**Records from a data source:**
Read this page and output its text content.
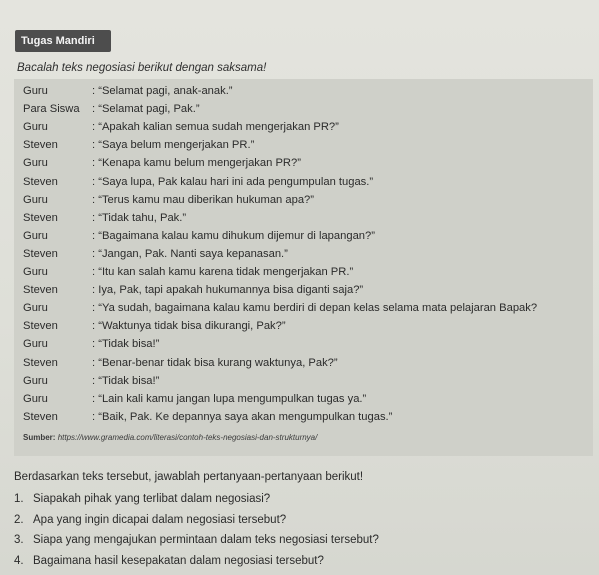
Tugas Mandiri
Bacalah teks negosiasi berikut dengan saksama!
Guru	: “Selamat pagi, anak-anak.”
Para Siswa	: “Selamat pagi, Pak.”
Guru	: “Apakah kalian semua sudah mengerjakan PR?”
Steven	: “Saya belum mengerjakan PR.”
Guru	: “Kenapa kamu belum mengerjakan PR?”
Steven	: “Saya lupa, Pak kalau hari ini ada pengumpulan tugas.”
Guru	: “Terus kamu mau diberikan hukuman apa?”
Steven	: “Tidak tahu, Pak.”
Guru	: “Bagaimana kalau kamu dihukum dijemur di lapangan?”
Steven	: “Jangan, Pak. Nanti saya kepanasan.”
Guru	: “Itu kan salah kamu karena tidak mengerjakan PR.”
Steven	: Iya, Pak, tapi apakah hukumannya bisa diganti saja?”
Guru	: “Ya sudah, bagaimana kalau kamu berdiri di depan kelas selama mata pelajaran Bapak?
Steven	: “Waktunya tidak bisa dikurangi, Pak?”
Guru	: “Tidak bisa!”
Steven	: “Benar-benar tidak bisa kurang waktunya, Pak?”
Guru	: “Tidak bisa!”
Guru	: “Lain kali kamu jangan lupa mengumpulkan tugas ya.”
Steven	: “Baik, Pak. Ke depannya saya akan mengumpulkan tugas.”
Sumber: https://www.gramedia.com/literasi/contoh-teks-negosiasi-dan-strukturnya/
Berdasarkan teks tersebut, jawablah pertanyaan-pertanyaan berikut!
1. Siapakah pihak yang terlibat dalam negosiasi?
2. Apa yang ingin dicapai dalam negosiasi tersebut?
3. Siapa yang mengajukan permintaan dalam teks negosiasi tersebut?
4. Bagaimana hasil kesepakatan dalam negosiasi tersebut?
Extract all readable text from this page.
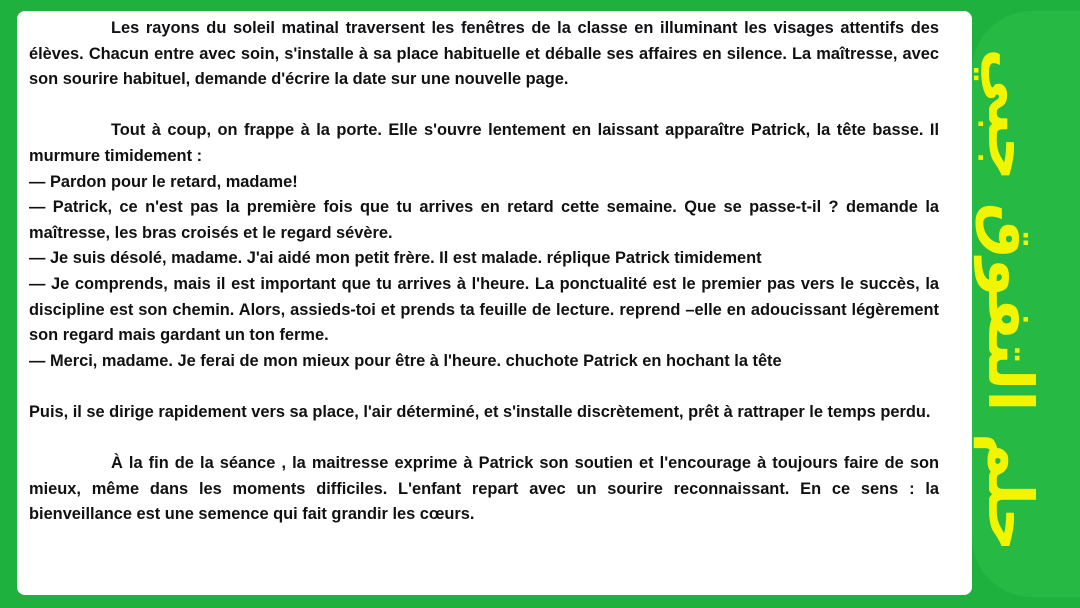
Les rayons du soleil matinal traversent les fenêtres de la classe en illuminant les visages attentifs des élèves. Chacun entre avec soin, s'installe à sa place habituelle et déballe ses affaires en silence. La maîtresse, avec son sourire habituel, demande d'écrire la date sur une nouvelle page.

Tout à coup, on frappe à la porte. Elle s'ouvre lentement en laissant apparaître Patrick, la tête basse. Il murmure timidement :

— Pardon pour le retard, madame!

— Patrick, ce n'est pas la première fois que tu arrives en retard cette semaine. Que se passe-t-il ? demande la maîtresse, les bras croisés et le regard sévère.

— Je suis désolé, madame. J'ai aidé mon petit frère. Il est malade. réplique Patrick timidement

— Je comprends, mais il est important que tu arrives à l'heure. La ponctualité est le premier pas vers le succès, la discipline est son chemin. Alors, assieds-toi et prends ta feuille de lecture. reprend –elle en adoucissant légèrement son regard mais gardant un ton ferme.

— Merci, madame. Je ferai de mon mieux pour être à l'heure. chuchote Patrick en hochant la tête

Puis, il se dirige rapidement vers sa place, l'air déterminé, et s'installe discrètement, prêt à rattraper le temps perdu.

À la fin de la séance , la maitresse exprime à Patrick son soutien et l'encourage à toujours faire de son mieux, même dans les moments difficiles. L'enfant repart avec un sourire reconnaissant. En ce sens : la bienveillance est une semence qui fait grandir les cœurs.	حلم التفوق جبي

* * *

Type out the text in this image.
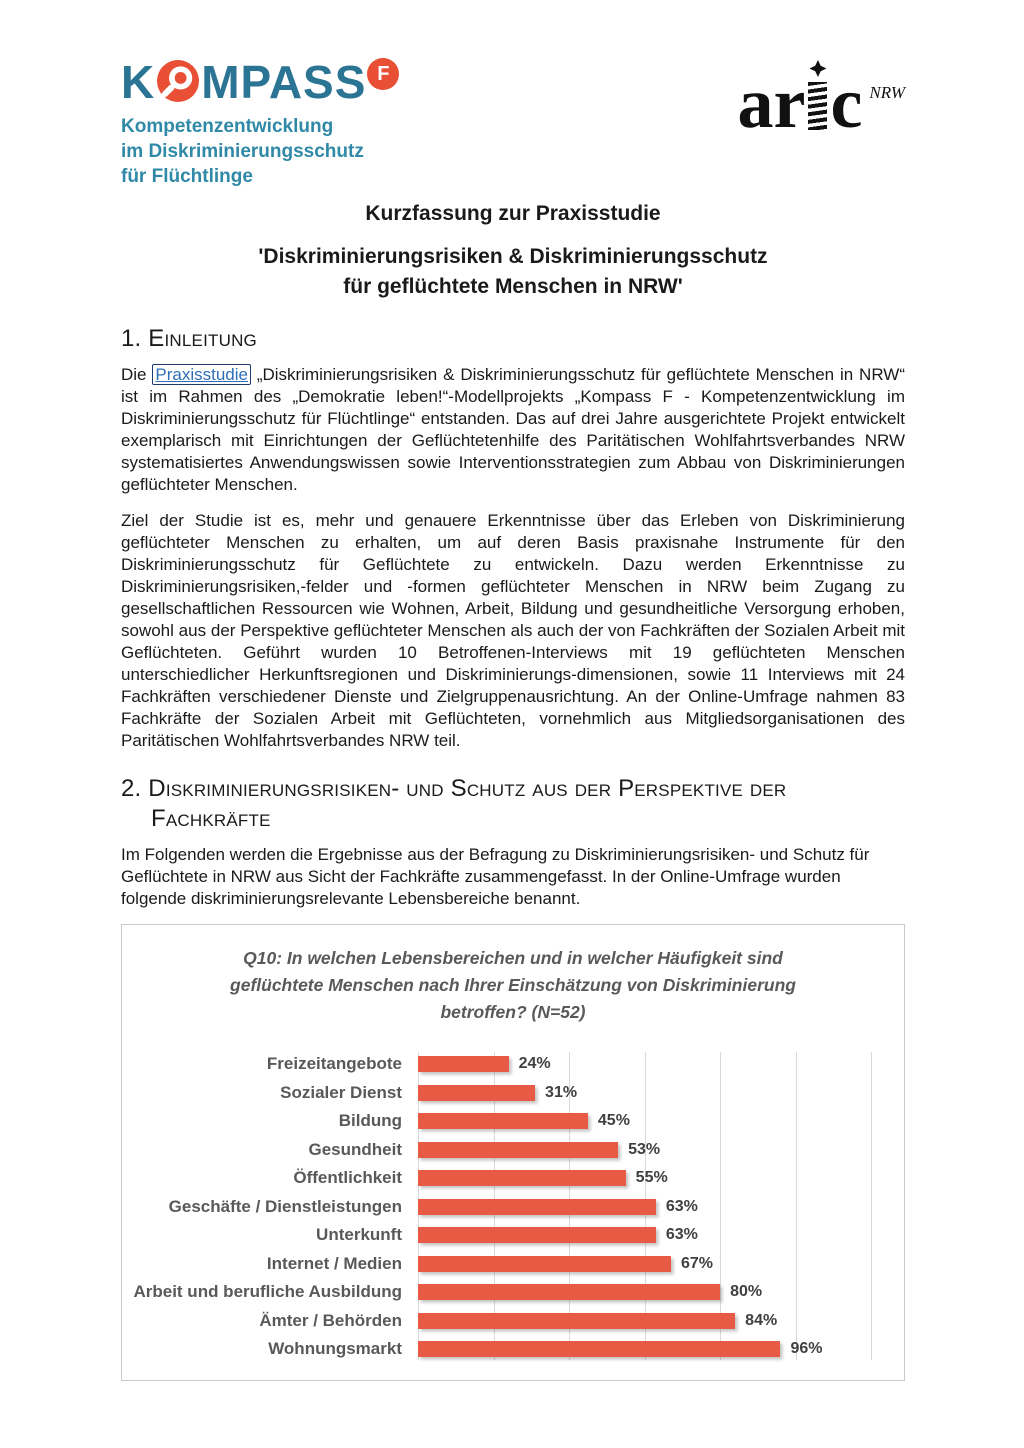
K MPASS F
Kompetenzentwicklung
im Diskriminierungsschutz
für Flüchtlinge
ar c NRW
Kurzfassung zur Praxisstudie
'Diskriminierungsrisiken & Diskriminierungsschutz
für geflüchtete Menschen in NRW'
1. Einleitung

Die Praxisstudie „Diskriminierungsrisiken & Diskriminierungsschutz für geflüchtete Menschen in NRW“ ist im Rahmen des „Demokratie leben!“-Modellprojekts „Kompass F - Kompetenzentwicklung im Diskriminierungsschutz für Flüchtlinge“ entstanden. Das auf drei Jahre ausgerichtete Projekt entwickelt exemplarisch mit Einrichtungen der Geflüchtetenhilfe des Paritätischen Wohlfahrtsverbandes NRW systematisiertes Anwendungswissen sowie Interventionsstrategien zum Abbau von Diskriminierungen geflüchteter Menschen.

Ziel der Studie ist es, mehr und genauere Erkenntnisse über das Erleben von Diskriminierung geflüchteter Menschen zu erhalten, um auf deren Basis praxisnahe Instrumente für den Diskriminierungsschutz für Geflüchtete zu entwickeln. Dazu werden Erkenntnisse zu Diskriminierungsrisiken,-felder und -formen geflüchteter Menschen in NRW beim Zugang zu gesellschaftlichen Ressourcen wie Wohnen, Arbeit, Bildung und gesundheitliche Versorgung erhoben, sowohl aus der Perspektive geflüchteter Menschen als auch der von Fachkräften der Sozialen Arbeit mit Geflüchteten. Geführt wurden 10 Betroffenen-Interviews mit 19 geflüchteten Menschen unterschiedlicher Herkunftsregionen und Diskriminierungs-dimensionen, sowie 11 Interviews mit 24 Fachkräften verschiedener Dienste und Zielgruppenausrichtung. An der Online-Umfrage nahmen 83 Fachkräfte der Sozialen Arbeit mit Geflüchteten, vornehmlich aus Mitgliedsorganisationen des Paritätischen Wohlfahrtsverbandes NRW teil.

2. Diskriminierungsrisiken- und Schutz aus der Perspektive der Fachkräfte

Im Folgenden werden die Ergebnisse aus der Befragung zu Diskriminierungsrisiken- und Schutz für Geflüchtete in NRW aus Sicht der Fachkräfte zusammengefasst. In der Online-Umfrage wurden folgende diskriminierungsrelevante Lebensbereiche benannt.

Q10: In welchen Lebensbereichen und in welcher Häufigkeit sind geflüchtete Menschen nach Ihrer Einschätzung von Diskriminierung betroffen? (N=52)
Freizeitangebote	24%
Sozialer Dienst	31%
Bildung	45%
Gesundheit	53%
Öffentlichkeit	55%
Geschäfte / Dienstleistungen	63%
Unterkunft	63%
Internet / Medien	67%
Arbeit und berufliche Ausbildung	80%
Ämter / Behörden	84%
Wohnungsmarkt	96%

**WHAT TO PRODUCE:**
Establish how many lines of the records contain the string "retard" and state that number without elaboration.

**EXERCISE RESULT:**
2